[BEGIN Provided passage]
OFFSET
1,3
COMMENTS
A permutation is squarefree if it does not contain two consecutive factors of length two or more that are in the same relative order. For example, the permutation 243156 is squarefree, while the permutation 631425 contains the square 3142 (indeed, 31 is order-isomorphic to 42). Squarefree permutations exist of any length, and their numbers are given in the sequence A221989.
This sequence gives the number of squarefree permutations of 1,...,n up to symmetry. There are two kinds of symmetries involved: the reverse of a permutation s = i_1 i_2 ... i_n is the permutation r(s) = i_n ... i_2 i_1, and the complement of s is the permutation c(s) = (n+1-i_1) (n+1-i_2) ... (n+1-i_n). "Up to symmetry" means that if a permutation s has been already counted, then c(s), r(s) and c(r(s))=r(c(s)) are not counted.
[END Provided passage]
[BEGIN Provided data]
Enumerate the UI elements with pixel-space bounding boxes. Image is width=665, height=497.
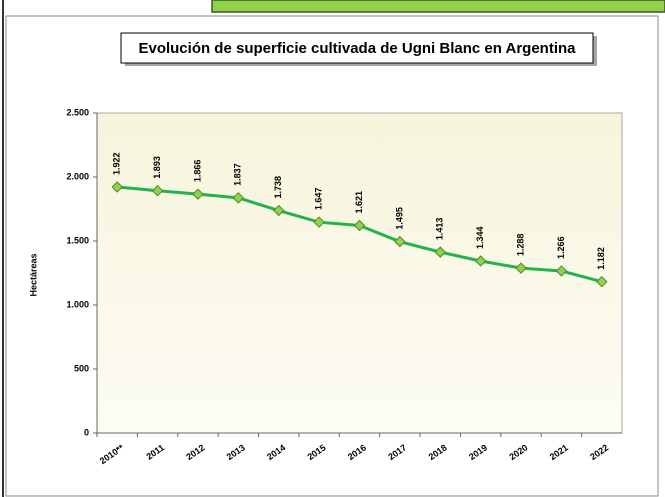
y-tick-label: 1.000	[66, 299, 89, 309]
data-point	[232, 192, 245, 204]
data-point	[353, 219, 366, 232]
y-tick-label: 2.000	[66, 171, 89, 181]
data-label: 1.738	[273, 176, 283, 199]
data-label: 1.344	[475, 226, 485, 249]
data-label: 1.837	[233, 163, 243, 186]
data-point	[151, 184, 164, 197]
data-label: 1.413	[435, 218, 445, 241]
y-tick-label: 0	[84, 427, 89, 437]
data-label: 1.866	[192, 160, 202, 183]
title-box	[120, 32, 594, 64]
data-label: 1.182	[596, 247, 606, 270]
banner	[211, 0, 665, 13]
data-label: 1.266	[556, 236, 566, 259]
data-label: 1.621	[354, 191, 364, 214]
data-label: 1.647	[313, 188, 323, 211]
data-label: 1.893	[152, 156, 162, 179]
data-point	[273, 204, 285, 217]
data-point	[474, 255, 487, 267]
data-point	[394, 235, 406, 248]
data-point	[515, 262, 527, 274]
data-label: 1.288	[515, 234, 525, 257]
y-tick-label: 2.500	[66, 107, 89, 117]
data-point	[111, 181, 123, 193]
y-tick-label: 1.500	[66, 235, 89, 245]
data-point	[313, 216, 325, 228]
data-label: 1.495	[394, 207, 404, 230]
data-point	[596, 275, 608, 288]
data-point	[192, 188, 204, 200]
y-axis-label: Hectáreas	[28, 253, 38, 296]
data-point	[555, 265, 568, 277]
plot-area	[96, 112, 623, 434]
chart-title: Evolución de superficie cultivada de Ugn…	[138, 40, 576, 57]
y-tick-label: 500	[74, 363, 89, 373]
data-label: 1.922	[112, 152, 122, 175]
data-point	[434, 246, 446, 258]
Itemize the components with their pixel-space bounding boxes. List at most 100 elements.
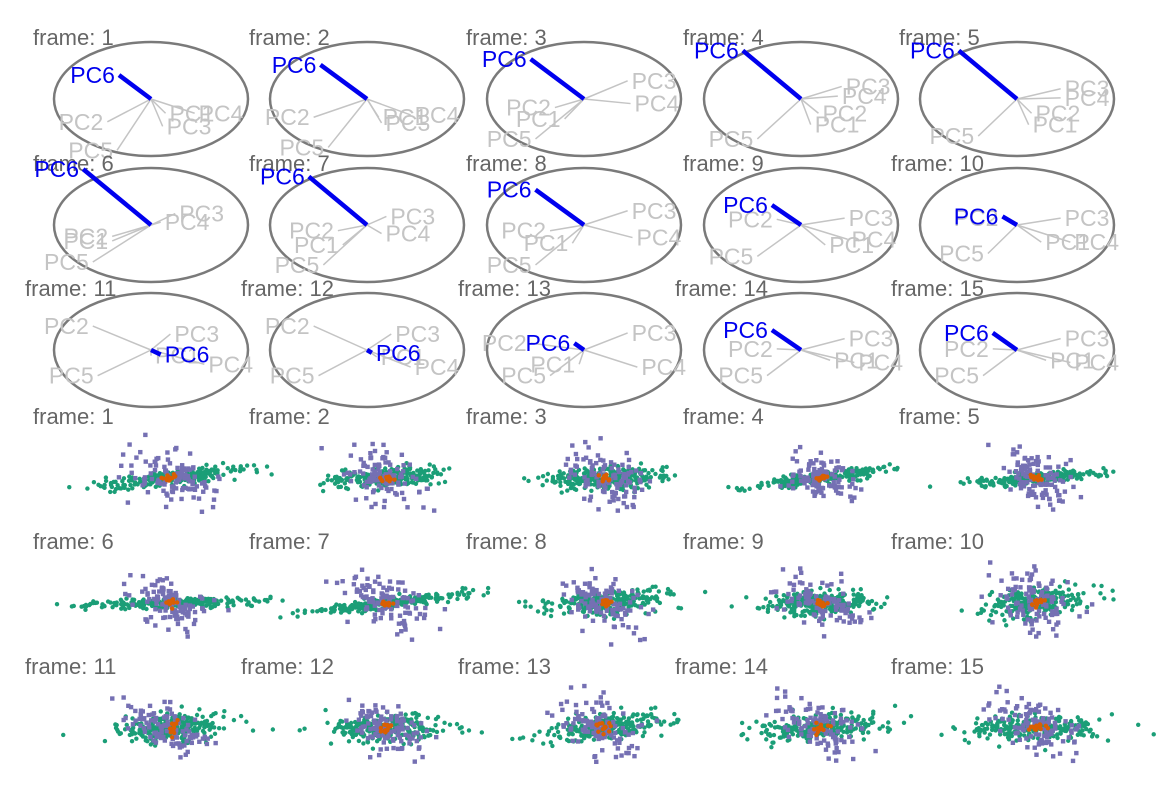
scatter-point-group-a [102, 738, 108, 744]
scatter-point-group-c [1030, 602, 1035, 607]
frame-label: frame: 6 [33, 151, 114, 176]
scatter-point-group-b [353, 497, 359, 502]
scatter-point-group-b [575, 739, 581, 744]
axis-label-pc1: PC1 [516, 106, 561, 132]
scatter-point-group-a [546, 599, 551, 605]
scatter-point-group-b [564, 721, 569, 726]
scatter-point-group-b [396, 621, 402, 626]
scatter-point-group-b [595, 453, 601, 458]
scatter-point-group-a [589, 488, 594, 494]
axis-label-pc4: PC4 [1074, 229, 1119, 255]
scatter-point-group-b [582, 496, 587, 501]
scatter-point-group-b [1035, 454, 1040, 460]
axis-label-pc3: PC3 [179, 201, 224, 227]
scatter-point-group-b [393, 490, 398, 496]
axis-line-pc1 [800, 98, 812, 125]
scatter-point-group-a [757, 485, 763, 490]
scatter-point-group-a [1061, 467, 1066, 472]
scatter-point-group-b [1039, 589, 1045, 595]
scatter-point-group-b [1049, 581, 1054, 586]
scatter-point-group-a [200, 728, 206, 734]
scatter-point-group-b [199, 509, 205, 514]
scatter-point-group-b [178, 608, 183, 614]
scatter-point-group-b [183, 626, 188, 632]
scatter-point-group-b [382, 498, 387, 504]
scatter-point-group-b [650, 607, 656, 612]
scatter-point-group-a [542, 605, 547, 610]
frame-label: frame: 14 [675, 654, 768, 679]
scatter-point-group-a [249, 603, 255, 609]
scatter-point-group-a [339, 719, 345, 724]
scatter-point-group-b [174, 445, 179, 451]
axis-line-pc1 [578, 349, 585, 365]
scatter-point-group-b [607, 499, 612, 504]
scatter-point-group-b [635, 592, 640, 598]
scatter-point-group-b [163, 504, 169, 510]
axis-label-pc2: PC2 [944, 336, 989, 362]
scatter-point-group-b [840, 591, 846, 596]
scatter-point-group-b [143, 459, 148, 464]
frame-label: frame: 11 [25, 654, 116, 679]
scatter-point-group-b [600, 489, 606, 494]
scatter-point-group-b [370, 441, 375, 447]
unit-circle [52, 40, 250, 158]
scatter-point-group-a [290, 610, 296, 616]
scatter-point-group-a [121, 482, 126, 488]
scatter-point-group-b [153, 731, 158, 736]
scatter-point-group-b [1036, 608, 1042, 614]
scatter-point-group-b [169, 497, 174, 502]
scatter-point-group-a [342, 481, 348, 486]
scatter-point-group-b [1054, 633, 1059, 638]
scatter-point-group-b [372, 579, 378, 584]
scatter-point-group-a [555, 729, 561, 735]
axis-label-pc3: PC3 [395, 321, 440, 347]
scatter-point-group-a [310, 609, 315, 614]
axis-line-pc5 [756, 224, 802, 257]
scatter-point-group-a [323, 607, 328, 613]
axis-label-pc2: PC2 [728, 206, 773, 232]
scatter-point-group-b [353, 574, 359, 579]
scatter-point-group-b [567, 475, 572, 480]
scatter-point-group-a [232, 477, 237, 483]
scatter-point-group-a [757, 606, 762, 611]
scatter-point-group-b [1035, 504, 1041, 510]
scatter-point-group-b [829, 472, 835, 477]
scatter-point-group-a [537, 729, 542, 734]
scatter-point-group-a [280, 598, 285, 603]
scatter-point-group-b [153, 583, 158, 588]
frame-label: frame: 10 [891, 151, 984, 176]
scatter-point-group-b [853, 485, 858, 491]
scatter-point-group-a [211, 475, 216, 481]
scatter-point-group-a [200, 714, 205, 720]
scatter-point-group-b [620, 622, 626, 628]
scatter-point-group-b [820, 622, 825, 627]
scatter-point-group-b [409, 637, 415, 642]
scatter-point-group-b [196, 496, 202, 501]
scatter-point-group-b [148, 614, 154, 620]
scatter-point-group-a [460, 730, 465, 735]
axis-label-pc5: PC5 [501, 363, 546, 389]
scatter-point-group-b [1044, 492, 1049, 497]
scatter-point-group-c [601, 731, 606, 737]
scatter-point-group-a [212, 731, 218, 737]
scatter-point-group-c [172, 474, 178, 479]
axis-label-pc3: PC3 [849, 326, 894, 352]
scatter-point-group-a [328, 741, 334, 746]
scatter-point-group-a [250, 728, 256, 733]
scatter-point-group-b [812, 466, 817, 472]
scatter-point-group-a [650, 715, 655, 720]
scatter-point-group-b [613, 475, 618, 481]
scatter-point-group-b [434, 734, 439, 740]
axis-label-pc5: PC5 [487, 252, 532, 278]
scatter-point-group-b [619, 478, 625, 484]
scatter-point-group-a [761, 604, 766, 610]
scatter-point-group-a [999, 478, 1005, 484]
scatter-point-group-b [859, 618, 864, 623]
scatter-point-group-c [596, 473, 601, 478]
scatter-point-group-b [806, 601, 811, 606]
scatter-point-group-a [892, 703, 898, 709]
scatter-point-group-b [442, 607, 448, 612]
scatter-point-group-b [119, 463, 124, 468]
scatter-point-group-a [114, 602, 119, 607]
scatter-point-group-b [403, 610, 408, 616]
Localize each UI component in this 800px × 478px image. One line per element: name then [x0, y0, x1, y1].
[END Provided data]
Request 1
In the passage on squarefree permutations, rewrite the paragraph beginning "This sequence gives the number" as a short bulleted list that keeps its main facts.
Request 2
From the passage on squarefree permutations, write out word for word the part that opens with the words containing "This sequence gives" and closes with "are not counted.".

Correct answer 1
- The sequence counts squarefree permutations of 1,...,n up to symmetry.
- Reverse: for s = i_1 i_2 ... i_n, r(s) = i_n ... i_2 i_1.
- Complement: c(s) = (n+1-i_1) (n+1-i_2) ... (n+1-i_n).
- "Up to symmetry": once s is counted, c(s), r(s) and c(r(s)) = r(c(s)) are not counted.

Correct answer 2
This sequence gives the number of squarefree permutations of 1,...,n up to symmetry. There are two kinds of symmetries involved: the reverse of a permutation s = i_1 i_2 ... i_n is the permutation r(s) = i_n ... i_2 i_1, and the complement of s is the permutation c(s) = (n+1-i_1) (n+1-i_2) ... (n+1-i_n). "Up to symmetry" means that if a permutation s has been already counted, then c(s), r(s) and c(r(s))=r(c(s)) are not counted.